TO DO:
[1] From the passage about Aafia and Ayaan, set down the part that opens with the words containing "But the surging" and closes with "war on terror.", copied word for word.
[2] Name every person the passage about Aafia and Ayaan mentions by name.
[3] Write what comes next in the passage about Aafia and Ayaan, starting right after its final sentence.

PASSAGE TO READ:
Only Aafia herself, if her continued silence was any clue, may have realized that the days of doublethink were over. So far she had been charged only with shooting at some U.S. soldiers. But even if she were found innocent on that charge, the U.S. prosecutor had filed a statement leaving open the possibility that she might also be charged with providing support to terrorism in connection with opening the post office box in Maryland for Majid Khan.
Chapter Thirty-two
Ayaan kept lecturing—especially at universities, Jewish groups, and conservative organizations such as the Goldwater Institute, which had given her an award in 2007. “Islam is not a religion of peace,” she told a Palm Beach audience in March 2008. “It is a political theory of domination that seeks conquest by any means it can.”
But the surging popularity of the Democratic presidential candidate, Barack Obama, in the fall of 2008 suggested that most Americans favored a more nuanced approach to the war on terror.
Obama’s stated desire to mend relations with the Muslim world was completely at odds with Ayaan’s penchant for confrontation. Yet it wasn’t as easy for Ayaan to dismiss Obama as she had dismissed other Western politicians. As the son of an African Muslim economist and a white American anthropologist who had spent years in Indonesia as a boy, Obama could lay claim to knowing more about Islam than most Americans. He also had a large political following, which Ayaan and the neoconservatives lacked—and not just among Muslims but among Americans generally, who told pollsters they agreed with Obama when he said, “The United States is not at war with Islam and never will be.”
Ayaan had seemed receptive at first to America’s new master of cool. “I think he is very smart,” she reported enthusiastically to the Australian in June 2008. “I don’t think it matters that he has, in his very short career, a left-liberal record. I think that just shows consistency.”
But it was too late for Ayaan to make another switch, and from her perch at the American Enterprise Institute she began to snipe at the Democratic candidate. At first she made the unusual claim that Obama and the Republican candidate, Senator John McCain, wouldn’t be very different presidents. Then, in a more conventional taunt from the right, she accused Obama of boosting the jihadists by planning to “cut and run” in Iraq.
In November, America’s voters elected Obama as the country’s first African-American president. Ayaan remained publicly silent about this historic election. She said and wrote nothing for the press about what such a vote might mean for Africans, for Muslims—or for Americans after centuries of slavery and racial prejudice. Nor did she comment on Obama’s promise to close Guantánamo and open up at least some of the files on the Bush administration’s record of torture and imprisonment outside any legal system. When the new president made a speech in Cairo reaching out to Muslims, she said he had disappointed moderate Muslims by failing to emphasize human rights. “According to the President,” she told the Web site New Majority, “we are only fighting a very small number of extremists, but it’s not Islam, so if that’s the case then there really isn’t much to reform.” She also pointed out, correctly, that he had failed to address sharia law in relation to women.

SUPPLIED INFORMATION:
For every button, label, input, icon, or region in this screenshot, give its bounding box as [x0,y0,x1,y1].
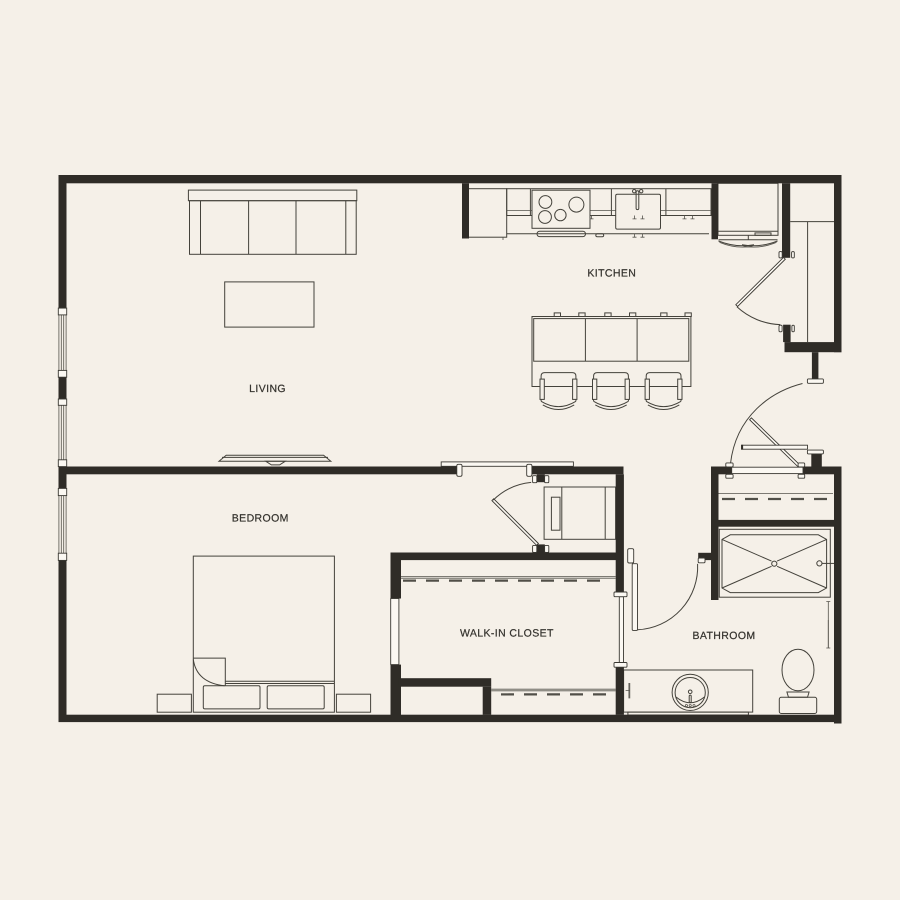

ANSWERS BY TASK:
[1]
But the surging popularity of the Democratic presidential candidate, Barack Obama, in the fall of 2008 suggested that most Americans favored a more nuanced approach to the war on terror.

[2]
Aafia
Majid Khan
Ayaan
Barack Obama
John McCain

[3]
She kept writing op-eds, often for the Wall Street Journal, assailing liberals for their blindness to the dangers of Islam. But the audiences she attracted were getting smaller, and her American critics seemed bolder. At Scripps College in Claremont, California, a female rabbi complained after hearing Ayaan that she couldn’t imagine the college inviting a speaker who called for the annihilation of Judaism or Christianity to address its students. In the Netherlands, critics panned Adan and Eva, the book that she and a children’s author (writing under the name Anna Gray) produced in 2008 about the friendship between a Muslim boy and a Jewish girl. As for her often-promised sequel to “Submission,” she eventually became persuaded that the plan was too risky.
She still grew animated when talking about Shortcut to Enlightenment, the book she planned to write about the Prophet Muhammad waking up in the New York Public Library. But the book didn’t happen, and to keep her career going she needed something new. She had always had her greatest success telling her own story—of her family and how the West had delivered her from Islam—but in the five years she had gone without speaking to her relatives she had been cut off from that source of material.
Perhaps her telephone conversations with her family after her father’s death suggested a new angle.
In any case, the publishers Free Press and Knopf Canada announced in February 2009 that Ayaan would be coming out with another memoir. According to Louise Dennys, the executive publisher of Knopf Random Canada Publishing Group, this sequel to Infidel would again explore Ayaan’s feelings about Islam. “It will be a blend of personal narrative and reportage, weaving together Ayaan Hirsi Ali’s ongoing story, including her reconciliation with her father who disowned her, addressing the situation of girls and women in the world today, and speaking openly about her own efforts to reconcile Islamic and Western values.” Dennys did not say whether Ayaan planned to use a ghostwriter again.
Chapter Thirty-three
Aafia’s psychiatric evaluation provided the first strong evidence that she was in the grip of an obsessive anti-Semitism.
Her attorney, Elizabeth Fink, had been eager to expose what she expected would be Aafia’s tale of torture, but after one interview, Aafia refused to see Fink or speak to her on the phone. Later court documents revealed that Aafia not only didn’t want to deal with the celebrated civil rights lawyer because she was Jewish but also refused to talk to anyone else at the Metropolitan Detention Center whom she suspected of being Jewish.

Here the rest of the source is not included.